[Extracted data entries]

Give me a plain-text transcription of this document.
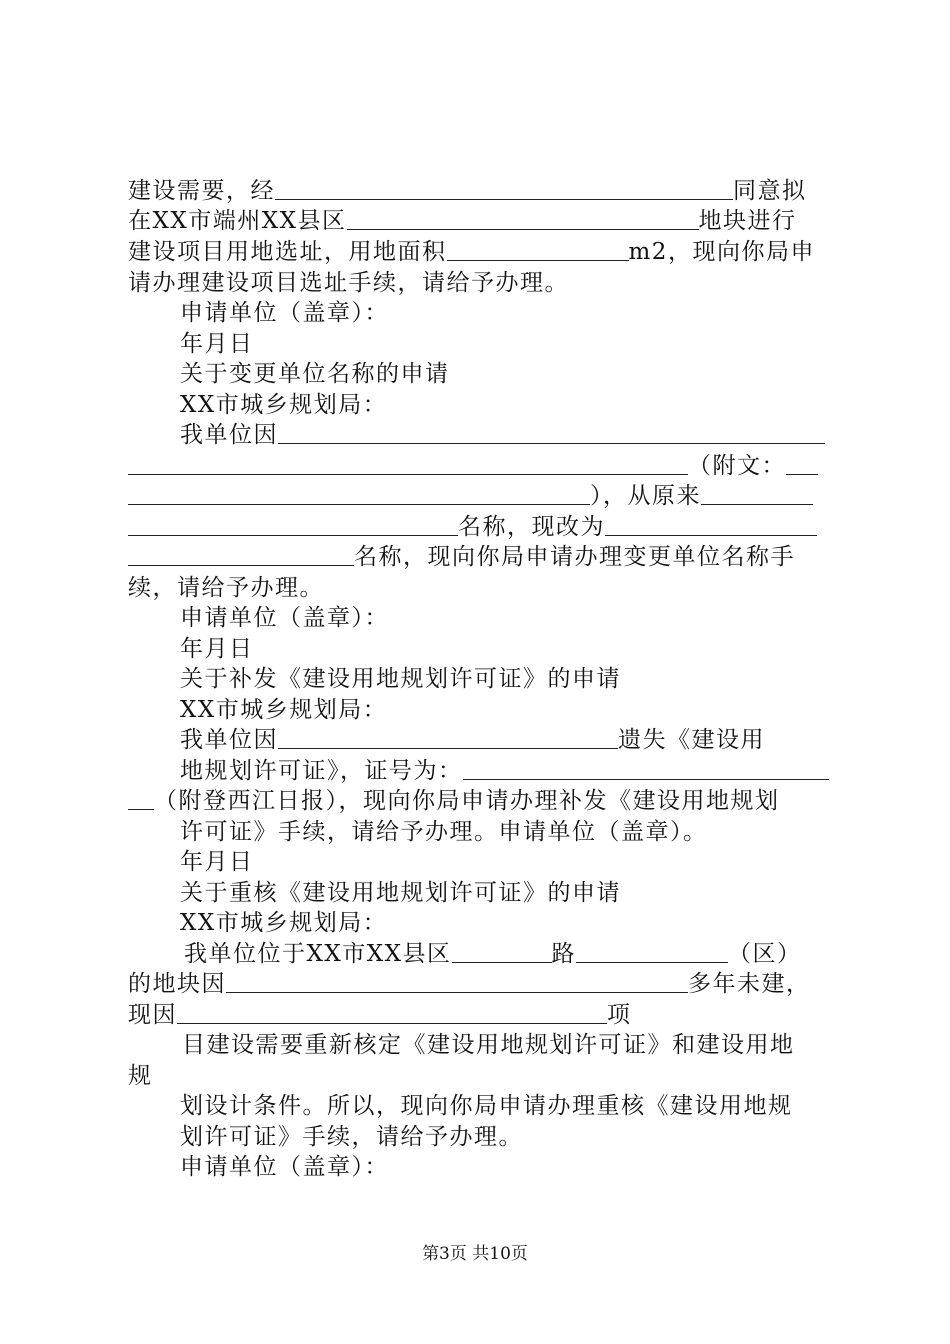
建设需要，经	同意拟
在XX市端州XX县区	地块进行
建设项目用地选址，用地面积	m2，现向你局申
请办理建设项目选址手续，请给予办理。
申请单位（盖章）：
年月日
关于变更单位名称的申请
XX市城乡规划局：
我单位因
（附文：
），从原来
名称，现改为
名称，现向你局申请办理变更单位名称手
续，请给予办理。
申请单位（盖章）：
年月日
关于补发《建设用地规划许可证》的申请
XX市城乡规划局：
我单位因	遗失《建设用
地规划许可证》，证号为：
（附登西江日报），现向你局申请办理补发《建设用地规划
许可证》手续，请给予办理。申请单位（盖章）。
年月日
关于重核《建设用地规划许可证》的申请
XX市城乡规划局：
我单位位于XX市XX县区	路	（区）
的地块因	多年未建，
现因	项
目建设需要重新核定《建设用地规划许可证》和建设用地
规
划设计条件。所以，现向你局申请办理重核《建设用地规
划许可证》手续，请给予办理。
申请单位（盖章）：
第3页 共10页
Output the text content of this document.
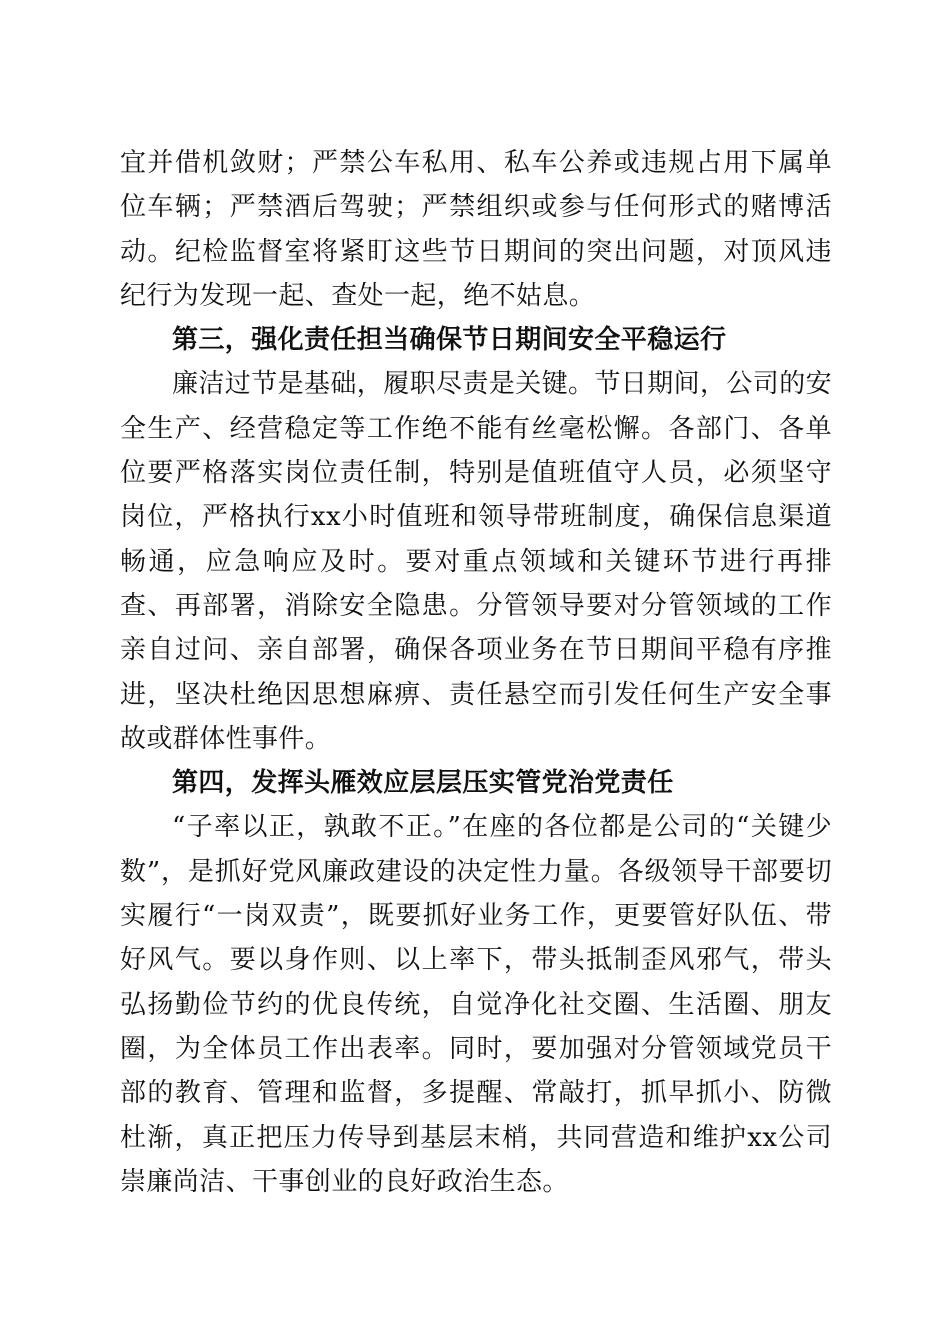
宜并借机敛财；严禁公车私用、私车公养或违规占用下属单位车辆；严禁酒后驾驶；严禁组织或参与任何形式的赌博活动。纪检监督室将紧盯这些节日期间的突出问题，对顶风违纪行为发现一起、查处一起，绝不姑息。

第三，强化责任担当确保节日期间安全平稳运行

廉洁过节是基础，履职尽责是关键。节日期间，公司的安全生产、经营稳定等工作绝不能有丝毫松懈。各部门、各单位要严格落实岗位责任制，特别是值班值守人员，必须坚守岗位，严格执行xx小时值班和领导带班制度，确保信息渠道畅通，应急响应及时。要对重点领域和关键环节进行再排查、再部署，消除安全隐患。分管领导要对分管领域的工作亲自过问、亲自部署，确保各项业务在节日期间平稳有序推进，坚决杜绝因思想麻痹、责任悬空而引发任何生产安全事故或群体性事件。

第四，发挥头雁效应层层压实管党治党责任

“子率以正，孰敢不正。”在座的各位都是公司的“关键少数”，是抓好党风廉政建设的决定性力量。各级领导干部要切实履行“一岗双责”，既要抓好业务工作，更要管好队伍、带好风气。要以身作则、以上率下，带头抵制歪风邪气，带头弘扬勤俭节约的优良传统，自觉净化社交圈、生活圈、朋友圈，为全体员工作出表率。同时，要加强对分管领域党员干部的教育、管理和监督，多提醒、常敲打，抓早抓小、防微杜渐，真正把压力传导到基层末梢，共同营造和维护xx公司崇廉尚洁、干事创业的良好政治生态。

* * *

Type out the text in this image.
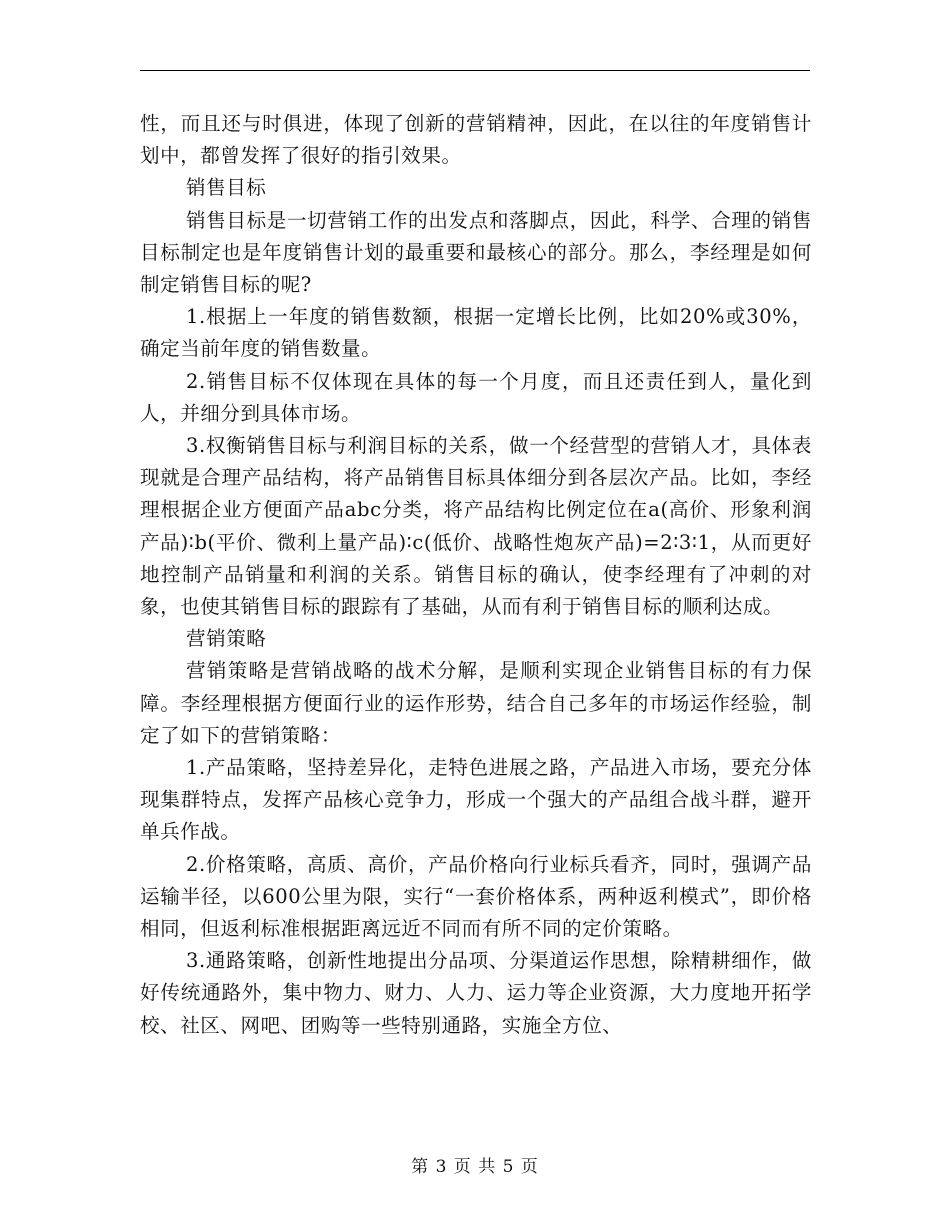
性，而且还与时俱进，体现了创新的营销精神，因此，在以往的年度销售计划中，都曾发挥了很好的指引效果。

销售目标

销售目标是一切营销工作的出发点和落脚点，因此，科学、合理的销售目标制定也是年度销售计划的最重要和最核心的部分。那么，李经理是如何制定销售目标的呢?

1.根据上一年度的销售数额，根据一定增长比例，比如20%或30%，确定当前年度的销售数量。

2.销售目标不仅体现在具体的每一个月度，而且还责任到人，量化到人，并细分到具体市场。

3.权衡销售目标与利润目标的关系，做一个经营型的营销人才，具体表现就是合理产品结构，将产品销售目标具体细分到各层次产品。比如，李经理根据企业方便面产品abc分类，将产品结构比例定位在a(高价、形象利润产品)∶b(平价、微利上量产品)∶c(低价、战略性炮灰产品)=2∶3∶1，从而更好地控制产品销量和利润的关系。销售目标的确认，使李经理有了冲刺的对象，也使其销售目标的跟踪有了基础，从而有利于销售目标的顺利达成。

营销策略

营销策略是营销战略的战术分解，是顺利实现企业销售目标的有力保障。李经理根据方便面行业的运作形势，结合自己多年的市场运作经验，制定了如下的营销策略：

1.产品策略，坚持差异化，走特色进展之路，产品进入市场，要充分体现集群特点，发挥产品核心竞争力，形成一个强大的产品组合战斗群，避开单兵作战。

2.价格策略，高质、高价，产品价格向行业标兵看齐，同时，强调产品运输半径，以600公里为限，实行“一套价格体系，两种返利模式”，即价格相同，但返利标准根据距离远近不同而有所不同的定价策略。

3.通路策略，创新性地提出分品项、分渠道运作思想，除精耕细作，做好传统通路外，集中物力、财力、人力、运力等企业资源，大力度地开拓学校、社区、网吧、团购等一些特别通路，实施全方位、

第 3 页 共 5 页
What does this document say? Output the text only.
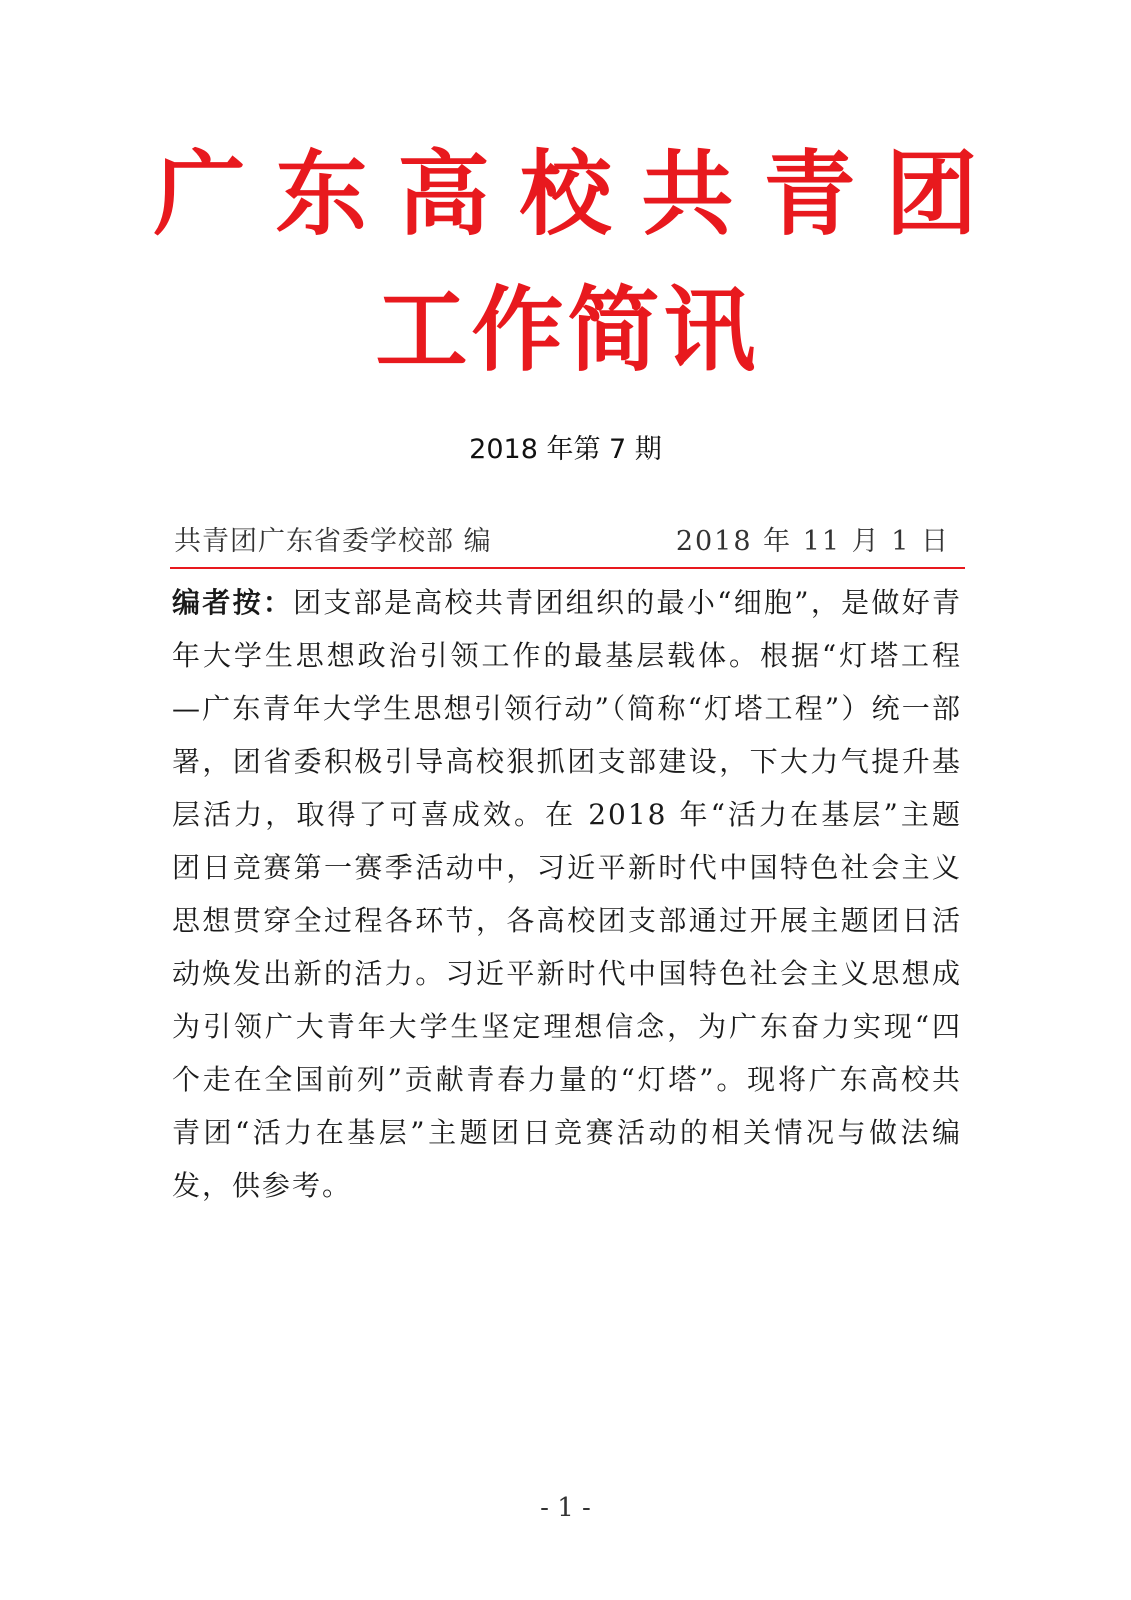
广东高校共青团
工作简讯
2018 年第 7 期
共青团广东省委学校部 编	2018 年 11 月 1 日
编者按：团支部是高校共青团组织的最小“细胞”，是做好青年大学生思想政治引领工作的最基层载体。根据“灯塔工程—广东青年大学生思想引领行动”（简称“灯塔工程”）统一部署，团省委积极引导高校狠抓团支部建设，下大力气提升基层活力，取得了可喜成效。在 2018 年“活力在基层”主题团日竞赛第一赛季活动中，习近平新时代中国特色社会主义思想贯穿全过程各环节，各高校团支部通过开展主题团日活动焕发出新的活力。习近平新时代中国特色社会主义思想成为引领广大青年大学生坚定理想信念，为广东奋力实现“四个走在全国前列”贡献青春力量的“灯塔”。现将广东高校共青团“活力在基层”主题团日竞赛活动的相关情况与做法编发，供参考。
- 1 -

GIVEN EXERCISE:
Return every line in the listing that contains the word "Output".

FINISHED TASK:
Output the text content of this document.
What does this document say? Output the text only.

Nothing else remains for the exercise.